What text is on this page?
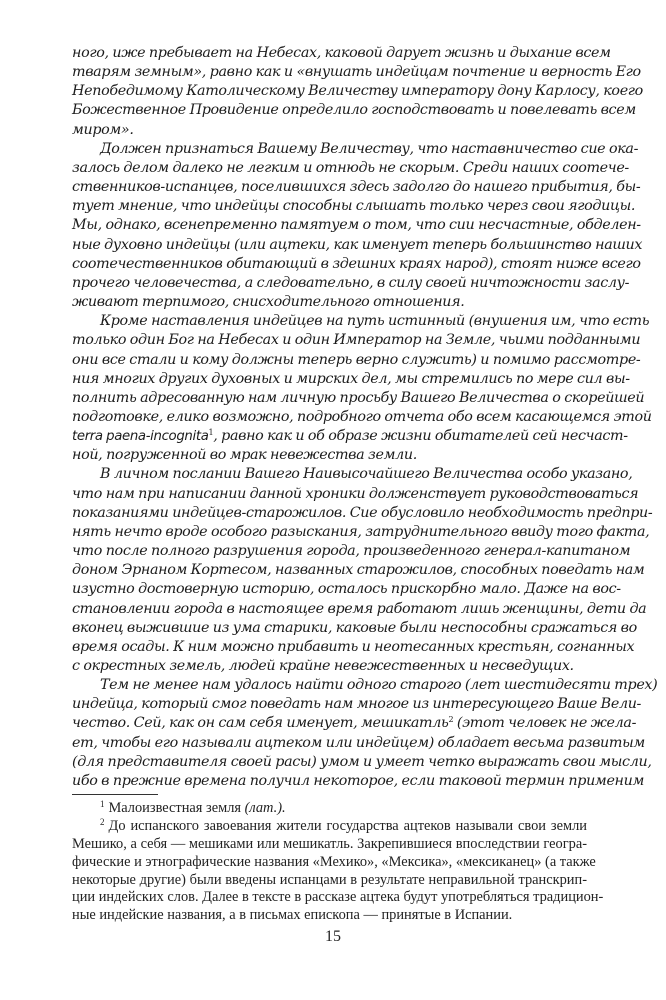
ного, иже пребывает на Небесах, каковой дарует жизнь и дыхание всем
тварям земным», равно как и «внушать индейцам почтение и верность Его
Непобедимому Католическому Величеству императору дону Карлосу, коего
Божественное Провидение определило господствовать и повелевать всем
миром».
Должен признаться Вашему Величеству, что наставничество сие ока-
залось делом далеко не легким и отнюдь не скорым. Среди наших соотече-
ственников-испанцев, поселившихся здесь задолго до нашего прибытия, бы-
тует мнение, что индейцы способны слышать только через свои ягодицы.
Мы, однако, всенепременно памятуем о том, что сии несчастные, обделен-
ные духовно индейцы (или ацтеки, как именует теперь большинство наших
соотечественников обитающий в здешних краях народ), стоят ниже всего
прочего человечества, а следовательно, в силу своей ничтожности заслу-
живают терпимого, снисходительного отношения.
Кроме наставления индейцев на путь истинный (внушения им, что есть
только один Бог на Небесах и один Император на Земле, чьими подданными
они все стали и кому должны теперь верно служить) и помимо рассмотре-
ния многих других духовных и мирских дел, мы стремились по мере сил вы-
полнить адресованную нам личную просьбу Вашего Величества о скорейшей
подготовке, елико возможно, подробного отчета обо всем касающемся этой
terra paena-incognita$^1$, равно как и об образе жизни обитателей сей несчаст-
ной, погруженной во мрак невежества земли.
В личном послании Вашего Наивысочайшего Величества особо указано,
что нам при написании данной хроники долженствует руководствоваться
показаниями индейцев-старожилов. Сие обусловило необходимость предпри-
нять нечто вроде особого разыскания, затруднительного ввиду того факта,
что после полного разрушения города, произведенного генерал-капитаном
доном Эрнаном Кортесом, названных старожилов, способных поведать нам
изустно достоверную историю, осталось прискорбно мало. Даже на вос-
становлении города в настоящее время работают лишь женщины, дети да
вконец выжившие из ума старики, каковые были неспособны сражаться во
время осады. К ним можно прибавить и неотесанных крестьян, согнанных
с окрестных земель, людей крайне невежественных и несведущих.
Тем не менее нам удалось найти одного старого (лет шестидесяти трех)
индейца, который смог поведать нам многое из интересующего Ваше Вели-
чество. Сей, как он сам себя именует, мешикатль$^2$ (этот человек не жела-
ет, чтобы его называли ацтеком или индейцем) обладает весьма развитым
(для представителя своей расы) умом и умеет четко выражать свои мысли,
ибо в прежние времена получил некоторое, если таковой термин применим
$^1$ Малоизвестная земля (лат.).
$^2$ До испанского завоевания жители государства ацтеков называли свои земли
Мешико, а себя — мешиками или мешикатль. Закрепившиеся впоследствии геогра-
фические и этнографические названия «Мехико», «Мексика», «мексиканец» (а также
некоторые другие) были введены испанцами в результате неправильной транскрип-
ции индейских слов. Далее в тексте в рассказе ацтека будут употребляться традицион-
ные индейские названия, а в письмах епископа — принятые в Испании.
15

•••

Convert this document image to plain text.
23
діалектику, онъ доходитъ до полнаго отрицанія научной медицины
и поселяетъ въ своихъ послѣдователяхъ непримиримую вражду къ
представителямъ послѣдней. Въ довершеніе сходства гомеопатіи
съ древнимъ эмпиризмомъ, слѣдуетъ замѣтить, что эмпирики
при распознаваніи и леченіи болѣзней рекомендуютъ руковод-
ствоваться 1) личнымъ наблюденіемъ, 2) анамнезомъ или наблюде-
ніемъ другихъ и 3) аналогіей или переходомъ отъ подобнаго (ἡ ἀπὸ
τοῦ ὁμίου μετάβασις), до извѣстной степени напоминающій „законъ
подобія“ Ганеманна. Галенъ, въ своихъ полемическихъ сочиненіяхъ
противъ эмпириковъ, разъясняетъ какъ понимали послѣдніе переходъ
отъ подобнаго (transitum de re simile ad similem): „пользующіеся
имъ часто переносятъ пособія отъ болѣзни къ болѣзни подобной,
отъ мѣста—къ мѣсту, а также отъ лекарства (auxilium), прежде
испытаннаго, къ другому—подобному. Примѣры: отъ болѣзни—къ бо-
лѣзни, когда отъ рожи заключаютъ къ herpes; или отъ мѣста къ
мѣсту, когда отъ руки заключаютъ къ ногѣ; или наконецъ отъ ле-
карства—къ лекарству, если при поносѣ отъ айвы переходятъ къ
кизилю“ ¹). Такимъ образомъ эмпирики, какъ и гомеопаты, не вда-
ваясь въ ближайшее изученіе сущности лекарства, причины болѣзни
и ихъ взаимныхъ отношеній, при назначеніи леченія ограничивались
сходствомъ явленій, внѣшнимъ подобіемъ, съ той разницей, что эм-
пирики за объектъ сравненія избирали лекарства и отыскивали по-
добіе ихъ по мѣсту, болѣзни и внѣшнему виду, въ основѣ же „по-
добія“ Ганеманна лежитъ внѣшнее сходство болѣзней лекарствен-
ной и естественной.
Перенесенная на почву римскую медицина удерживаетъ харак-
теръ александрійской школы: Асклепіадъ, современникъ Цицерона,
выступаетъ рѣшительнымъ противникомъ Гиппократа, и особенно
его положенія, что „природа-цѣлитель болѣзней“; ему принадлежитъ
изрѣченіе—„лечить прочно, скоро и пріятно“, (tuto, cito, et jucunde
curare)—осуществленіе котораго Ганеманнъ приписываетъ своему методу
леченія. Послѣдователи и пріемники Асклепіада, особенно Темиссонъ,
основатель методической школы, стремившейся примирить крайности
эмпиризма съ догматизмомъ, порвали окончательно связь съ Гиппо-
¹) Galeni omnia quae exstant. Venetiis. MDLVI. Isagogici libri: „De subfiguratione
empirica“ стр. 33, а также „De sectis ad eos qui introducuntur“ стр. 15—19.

•••

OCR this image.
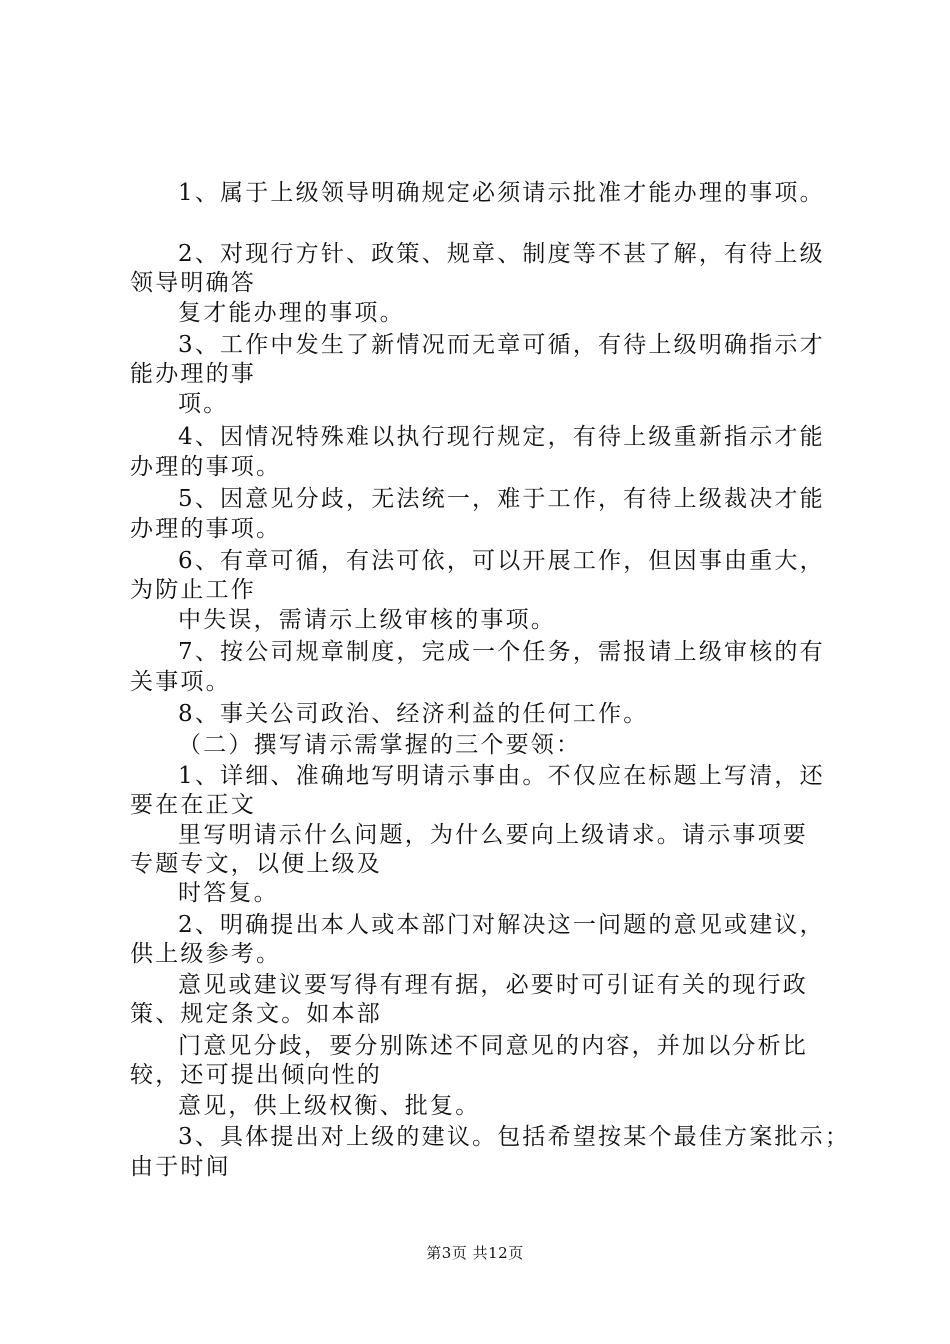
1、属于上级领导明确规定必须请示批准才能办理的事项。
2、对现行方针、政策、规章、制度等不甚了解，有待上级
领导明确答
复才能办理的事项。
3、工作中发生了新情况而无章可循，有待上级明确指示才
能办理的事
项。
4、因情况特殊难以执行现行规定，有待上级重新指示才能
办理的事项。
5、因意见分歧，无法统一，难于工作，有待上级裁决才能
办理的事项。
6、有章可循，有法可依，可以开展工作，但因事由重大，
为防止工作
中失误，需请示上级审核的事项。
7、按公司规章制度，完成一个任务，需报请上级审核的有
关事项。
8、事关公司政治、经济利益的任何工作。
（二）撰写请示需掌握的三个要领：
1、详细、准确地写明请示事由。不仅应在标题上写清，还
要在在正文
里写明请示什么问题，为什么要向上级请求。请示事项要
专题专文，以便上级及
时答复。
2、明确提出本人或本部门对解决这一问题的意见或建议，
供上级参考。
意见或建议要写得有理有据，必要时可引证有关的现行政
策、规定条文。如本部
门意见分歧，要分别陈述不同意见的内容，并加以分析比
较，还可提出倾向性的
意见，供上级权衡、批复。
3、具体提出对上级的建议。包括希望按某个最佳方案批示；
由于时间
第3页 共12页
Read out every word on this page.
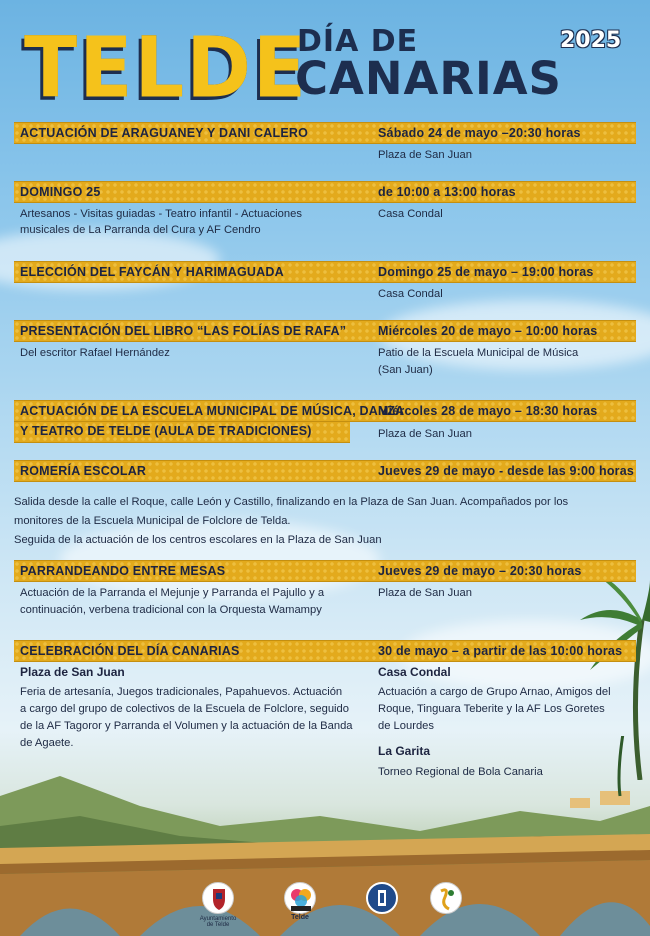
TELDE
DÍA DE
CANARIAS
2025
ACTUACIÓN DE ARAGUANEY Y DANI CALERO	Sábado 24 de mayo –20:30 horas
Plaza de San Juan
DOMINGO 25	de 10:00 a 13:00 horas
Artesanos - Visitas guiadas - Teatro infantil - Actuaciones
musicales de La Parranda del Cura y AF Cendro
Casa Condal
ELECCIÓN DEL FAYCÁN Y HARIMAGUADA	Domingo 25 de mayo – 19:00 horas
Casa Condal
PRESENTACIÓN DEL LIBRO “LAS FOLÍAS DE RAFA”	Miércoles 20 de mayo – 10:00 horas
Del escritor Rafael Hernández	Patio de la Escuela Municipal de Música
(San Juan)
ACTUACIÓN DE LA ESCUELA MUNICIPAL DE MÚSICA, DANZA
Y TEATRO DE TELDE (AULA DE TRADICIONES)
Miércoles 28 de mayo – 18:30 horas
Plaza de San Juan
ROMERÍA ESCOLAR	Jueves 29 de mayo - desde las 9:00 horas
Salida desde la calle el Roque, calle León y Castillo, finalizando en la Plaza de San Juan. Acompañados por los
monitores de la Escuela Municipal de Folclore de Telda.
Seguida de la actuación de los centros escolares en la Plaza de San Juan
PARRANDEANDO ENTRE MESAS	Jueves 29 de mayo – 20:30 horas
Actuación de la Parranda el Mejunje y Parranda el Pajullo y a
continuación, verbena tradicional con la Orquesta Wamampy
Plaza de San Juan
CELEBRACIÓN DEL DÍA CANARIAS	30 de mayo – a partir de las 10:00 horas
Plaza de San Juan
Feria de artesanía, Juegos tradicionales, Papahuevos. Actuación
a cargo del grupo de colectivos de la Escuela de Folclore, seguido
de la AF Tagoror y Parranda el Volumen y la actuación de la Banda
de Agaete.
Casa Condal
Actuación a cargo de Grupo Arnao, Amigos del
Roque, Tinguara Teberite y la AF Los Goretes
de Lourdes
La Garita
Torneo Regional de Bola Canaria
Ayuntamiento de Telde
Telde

•••

**Task statement:**
On how many lines does the word "всем" appear? Answer with only the number.

**Complete response:**
3